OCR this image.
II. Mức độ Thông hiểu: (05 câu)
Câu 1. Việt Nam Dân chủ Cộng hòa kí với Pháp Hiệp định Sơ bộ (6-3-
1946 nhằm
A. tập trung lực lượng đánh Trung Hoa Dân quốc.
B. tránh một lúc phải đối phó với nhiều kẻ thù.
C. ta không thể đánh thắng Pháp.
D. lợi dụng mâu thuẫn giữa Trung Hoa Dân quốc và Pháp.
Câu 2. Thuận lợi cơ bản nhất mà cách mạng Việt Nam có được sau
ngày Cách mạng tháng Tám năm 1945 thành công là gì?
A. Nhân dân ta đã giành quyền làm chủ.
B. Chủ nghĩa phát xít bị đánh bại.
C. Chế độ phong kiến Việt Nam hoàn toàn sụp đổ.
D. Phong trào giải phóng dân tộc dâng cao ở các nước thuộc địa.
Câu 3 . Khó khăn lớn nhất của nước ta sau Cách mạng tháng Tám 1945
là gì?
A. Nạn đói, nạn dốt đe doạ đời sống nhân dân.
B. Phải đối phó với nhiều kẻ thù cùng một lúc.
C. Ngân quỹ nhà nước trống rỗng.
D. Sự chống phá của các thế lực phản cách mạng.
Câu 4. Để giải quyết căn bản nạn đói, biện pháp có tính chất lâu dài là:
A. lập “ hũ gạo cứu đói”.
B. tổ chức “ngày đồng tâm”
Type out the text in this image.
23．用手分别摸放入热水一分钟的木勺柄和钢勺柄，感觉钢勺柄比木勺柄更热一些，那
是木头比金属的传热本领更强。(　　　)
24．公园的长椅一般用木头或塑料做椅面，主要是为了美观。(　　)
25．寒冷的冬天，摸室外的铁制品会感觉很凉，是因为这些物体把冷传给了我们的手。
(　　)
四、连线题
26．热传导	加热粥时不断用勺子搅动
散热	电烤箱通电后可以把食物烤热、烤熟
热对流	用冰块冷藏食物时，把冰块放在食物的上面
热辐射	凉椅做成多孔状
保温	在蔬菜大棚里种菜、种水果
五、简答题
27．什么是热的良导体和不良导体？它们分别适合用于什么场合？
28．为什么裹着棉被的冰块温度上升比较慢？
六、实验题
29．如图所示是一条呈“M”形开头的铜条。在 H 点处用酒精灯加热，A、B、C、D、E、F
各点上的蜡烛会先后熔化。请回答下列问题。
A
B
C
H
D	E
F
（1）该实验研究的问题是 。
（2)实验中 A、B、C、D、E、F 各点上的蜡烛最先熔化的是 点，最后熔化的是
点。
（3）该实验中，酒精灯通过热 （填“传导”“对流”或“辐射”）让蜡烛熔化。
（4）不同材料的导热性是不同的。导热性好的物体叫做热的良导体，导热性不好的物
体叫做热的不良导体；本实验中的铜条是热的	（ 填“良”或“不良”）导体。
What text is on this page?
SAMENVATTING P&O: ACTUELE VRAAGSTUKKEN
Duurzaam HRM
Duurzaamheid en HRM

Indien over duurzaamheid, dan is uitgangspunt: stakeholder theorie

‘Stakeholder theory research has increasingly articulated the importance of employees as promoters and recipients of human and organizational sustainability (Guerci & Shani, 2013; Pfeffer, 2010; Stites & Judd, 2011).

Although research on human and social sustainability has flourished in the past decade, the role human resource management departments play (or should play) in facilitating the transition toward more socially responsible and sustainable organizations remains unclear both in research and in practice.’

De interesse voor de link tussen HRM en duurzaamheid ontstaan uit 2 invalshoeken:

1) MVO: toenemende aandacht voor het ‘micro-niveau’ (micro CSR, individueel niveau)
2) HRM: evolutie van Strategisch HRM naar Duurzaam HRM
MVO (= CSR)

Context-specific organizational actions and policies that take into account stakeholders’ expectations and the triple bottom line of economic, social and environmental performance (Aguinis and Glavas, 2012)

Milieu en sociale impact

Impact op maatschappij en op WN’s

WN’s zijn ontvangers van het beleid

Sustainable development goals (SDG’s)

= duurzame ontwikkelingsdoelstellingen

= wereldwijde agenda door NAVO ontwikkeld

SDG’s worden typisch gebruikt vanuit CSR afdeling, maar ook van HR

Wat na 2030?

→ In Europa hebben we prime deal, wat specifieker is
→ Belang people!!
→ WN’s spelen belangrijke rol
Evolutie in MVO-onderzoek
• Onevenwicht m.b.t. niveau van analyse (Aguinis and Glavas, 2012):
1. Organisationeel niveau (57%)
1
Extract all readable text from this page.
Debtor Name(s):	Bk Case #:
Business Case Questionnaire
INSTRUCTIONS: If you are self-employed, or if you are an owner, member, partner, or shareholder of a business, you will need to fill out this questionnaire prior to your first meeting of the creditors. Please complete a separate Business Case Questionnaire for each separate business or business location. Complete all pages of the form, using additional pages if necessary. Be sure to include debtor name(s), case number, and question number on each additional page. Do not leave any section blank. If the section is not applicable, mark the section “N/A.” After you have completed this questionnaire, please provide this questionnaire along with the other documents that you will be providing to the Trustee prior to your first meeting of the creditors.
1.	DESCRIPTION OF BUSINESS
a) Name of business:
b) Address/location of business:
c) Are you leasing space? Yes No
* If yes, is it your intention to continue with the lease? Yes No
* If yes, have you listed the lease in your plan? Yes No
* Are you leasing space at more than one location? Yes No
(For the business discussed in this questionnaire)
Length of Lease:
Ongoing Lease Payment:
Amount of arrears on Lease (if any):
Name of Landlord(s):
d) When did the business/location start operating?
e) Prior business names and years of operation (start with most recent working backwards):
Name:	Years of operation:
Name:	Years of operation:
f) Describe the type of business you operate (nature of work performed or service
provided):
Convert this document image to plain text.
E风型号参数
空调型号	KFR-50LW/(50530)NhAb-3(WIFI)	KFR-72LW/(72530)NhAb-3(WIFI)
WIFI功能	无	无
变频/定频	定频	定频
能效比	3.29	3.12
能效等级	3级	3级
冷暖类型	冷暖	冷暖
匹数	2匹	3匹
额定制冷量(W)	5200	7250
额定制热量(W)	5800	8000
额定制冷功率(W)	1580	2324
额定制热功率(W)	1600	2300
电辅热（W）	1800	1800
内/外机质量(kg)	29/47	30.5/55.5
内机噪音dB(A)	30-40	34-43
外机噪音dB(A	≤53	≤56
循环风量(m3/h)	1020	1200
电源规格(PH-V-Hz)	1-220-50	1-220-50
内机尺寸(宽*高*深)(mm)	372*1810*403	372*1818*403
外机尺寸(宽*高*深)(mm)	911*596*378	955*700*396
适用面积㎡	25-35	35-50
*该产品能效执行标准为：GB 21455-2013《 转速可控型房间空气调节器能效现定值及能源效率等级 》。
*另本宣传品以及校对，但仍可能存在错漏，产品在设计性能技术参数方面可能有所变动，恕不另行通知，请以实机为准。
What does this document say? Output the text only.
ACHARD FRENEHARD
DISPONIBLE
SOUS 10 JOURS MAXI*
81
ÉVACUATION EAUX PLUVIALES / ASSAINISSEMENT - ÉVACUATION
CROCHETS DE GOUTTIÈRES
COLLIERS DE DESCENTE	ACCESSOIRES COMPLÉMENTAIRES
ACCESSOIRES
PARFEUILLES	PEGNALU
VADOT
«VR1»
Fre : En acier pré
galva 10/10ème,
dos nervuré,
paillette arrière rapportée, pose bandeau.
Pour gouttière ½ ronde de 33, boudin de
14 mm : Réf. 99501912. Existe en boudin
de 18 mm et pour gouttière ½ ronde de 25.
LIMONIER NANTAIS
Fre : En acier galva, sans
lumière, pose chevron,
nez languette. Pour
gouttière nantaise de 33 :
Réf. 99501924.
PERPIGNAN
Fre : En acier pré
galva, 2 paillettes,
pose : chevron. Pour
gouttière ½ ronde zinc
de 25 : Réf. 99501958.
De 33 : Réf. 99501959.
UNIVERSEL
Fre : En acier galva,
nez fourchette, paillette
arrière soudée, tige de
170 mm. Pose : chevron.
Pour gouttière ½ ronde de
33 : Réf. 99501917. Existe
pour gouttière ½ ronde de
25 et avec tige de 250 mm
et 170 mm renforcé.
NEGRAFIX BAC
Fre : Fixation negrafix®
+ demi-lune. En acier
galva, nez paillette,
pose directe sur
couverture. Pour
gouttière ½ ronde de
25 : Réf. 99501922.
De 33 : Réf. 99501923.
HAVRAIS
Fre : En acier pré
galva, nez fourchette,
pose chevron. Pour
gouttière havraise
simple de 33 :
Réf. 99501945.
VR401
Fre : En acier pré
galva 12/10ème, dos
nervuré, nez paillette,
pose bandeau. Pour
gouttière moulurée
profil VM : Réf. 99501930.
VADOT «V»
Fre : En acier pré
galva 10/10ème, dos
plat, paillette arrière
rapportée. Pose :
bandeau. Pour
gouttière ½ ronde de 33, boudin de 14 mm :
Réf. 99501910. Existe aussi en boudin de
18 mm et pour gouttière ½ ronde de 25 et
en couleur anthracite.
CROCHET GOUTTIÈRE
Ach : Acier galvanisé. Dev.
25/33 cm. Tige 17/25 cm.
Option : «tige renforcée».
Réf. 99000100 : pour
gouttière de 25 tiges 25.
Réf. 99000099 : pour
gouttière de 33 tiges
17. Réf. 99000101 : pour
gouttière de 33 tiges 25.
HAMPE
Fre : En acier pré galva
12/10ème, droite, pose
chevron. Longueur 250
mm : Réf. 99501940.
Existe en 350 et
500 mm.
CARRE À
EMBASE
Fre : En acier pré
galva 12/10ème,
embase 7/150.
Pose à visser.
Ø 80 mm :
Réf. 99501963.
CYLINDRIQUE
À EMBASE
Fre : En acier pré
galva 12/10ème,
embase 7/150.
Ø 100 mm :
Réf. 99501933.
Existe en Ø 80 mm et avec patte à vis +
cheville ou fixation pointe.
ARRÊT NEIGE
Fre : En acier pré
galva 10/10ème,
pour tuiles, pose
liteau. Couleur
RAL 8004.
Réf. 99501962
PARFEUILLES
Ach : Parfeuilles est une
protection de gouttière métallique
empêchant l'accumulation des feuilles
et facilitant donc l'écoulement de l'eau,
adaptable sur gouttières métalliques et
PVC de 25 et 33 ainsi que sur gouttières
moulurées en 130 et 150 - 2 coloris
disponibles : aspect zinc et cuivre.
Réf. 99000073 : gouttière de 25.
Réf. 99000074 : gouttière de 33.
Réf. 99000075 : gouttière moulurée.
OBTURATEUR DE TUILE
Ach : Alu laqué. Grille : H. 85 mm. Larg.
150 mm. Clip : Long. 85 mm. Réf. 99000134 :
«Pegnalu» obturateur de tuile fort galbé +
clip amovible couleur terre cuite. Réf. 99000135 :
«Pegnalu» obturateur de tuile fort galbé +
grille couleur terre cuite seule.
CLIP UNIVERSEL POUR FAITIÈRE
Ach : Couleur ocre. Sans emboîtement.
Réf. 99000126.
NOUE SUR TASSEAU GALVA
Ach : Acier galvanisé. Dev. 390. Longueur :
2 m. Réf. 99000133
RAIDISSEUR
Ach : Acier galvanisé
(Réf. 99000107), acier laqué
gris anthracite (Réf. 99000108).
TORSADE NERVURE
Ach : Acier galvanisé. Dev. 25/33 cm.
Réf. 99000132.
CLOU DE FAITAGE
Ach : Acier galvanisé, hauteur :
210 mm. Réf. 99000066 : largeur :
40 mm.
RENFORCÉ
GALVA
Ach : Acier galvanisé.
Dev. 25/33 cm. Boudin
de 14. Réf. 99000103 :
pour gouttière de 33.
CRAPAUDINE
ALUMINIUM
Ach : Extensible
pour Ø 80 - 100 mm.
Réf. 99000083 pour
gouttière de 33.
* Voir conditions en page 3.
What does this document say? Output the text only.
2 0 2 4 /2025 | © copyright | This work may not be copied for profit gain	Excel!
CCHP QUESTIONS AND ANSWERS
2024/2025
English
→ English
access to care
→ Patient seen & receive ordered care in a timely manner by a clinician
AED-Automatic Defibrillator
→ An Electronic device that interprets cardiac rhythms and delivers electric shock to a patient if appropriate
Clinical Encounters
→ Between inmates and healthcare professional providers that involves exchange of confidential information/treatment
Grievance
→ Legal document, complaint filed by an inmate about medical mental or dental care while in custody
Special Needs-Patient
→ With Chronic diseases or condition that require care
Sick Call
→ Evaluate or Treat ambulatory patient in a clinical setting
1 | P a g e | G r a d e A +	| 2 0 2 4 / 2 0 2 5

Exercise description: Copy all lines of the material above where the string "zinc" occurs.

Full output:
gouttière ½ ronde zinc
disponibles : aspect zinc et cuivre.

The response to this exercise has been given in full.